Nelle case e nelle camere da letto in cui siamo rinchiusi in questi giorni, i «figli non sanno dormire» e i padri si spaventano «al dovere di tramandare radici, di correggere gli errori e il male». È il «tremendo dei pensieri sguinzagliati» che tormenta i genitori e quelle generazioni che hanno l’obbligo di offrire risposte, di rintracciare le responsabilità che hanno condotto all’agonia il mondo consegnato ai loro figli. Nonostante i dubbi che lo attanagliano, destinati forse a rimanere sospesi, Paolo Maccari, seduto sul bordo del letto per il racconto della buonanotte, afferma con commozione: «mormoro appena, gli basta che io sia lì per ritrovare il sonno, come a me è bastato che lui fosse al mondo per supplicare me stesso di durare più a lungo». L’inquietudine accompagna anche Tommaso Giartosio, in una «notte di padri che appaiono ai figli e nei figli, e figli ai padri e nei padri», ma sembra stemperarsi in nostalgia, quando il ricordo si sofferma sulle «lingue» a cui si riducevano le saponette colorate, resti preziosi e «pezzi di vita consumati fino in fondo». Un «tempo perduto» di oggetti e abitudini domestiche lontane sembra riaffiorare in Giartosio, come in tutti noi, nel gesto quotidiano – ed oggi così frequente – del lavarsi le mani con «il sapone liquido». Nelle goccioline che colano sul dispenser si sedimenta il rimorso per lo «spreco sprecato», per un modo di produzione e una forma di vita orientata al consumo che si deposita e si rintraccia nelle azioni più piccole.

_Consegne dell'esercizio_.
a. Nel brano su padri e figli, dove siede Paolo Maccari per il racconto della buonanotte?
b. Prosegui il brano su padri e figli dopo la sua ultima frase.
Le voci riportate qui sotto non sono necessarie.

Dati di annotazione del layout

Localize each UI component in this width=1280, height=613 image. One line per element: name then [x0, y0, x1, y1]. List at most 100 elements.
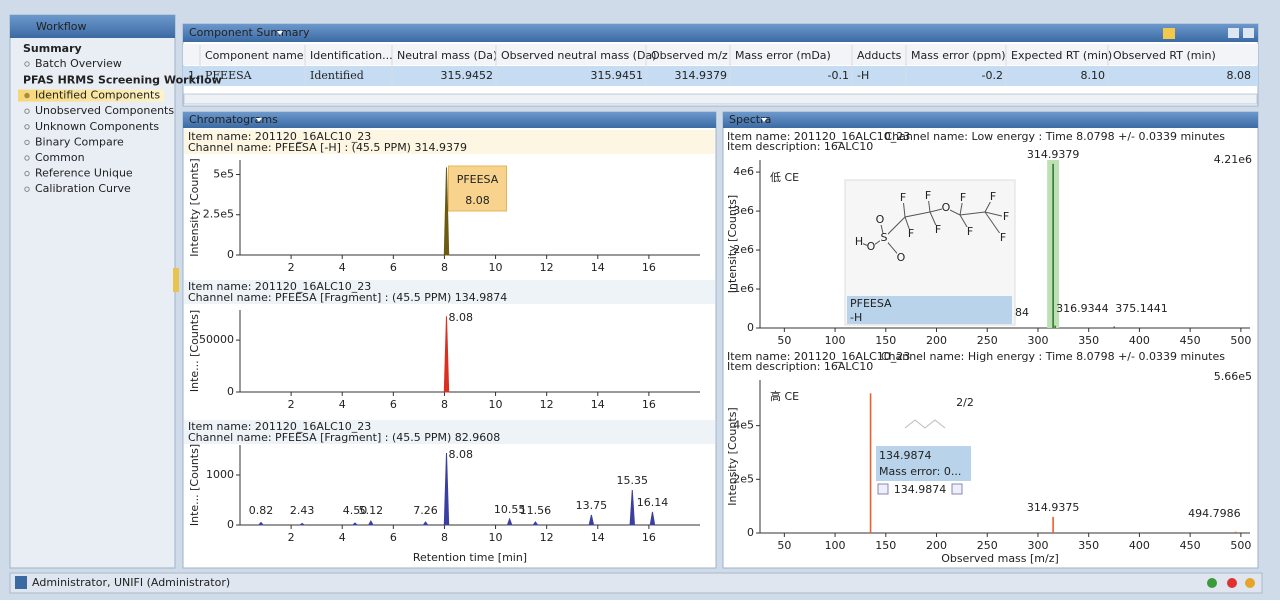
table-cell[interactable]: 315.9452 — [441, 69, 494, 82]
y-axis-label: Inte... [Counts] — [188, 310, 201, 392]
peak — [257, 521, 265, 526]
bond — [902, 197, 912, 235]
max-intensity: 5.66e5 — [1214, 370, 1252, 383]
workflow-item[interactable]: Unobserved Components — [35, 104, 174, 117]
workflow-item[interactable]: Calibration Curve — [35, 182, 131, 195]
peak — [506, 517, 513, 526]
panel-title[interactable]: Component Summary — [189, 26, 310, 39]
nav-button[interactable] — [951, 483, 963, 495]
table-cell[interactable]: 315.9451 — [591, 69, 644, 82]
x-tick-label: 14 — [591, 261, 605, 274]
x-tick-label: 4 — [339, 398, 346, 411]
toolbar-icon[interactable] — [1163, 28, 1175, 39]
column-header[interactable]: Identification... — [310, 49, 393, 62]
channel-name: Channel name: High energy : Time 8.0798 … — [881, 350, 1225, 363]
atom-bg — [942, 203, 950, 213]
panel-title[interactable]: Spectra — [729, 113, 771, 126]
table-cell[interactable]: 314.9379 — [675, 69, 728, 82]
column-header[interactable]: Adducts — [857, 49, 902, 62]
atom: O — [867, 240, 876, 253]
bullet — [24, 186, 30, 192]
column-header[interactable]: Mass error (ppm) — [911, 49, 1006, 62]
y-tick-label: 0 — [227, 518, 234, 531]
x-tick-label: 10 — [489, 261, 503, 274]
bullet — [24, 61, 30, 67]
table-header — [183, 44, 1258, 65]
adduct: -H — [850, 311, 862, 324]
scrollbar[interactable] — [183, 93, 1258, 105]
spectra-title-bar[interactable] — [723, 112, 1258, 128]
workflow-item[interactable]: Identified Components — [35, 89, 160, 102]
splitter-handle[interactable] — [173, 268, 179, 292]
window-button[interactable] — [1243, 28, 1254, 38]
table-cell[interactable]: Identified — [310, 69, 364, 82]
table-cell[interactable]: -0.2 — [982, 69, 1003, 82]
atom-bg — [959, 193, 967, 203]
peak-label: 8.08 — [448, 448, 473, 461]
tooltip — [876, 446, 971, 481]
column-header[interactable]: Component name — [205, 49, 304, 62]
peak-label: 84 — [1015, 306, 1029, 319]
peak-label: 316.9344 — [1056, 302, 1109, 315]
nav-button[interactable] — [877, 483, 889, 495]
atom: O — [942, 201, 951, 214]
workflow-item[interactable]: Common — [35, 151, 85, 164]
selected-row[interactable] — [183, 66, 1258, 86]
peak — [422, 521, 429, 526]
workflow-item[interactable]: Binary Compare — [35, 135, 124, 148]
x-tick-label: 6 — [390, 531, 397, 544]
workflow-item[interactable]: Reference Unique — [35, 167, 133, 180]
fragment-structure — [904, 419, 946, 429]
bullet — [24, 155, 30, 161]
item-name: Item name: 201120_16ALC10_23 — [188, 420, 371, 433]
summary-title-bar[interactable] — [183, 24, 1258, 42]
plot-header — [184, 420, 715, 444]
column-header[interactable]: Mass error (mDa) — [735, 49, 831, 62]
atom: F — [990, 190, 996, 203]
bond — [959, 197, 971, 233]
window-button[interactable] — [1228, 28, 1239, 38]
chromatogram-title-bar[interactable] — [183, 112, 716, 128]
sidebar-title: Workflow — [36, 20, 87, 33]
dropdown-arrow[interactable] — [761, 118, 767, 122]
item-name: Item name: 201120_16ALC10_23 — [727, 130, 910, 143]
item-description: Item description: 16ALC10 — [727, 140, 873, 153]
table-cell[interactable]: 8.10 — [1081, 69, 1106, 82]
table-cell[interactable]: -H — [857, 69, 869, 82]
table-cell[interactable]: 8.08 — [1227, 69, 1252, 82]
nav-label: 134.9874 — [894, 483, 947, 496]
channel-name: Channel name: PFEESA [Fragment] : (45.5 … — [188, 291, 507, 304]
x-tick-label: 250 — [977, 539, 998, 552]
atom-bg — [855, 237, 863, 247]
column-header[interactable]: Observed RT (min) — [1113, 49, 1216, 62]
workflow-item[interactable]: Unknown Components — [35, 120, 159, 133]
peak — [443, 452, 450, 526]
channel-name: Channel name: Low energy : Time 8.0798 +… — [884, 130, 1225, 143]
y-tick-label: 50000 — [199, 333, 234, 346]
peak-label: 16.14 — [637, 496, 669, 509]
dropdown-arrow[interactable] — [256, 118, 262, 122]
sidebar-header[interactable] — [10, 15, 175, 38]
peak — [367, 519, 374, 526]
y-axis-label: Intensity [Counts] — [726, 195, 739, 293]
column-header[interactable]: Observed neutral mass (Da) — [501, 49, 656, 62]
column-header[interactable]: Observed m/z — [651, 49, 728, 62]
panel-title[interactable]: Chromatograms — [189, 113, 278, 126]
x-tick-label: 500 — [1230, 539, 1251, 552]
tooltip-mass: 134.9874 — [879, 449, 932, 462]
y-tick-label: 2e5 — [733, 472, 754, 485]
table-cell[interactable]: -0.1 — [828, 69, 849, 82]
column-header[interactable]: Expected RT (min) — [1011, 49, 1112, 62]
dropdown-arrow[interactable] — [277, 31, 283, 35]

_Risultati dell'esercizio_.
a. Sul bordo del letto.

b.
Ma forse è ancora possibile «scollare la pelle del passato, prendendo senza ira il proprio nulla tra le dita», se in questa notte si cela non soltanto l’angoscia, ma anche l’attesa e la possibilità di una luce: è il sorgere di un’alba «che ci fa coraggio», come recita Antonella Anedda in italo-sardo, e che ci invita a «perlustrare» e a rinnovare noi stessi per primi.
Alba è leggerezza di vita, semplicità di sentimento, è tutto ciò a cui possiamo oggi aggrapparci, togliendo il superfluo e rimettendoci all’essenziale, come fa Marco Mantello nella sua dichiarazione d’amore non convenzionale, dove l’altro si ama non per la grandezza della sua eccezionalità, ma per la bellezza dell’ordinario condiviso: «[…] ti amo come Star Wars, come Tetsuo [...] ti amo perché nel tuo rimpianto ho visto il mio e nei miei torti le tue ragioni. Amo tutto di te. Anche i maglioni». Rimaniamo allora con le parole di Laura Pugno, che ci parla di fuoco e di calore come di una promessa: torneremo a posare la testa «su quella spalla, nell’incavo di quel braccio, contro quel torace»; i nostri sensi si sfameranno ancora della primavera in atto; la vita sospesa riprenderà il suo eterno fluire: «Ritornerai? Sei ritornata?» cesserà «di essere domanda».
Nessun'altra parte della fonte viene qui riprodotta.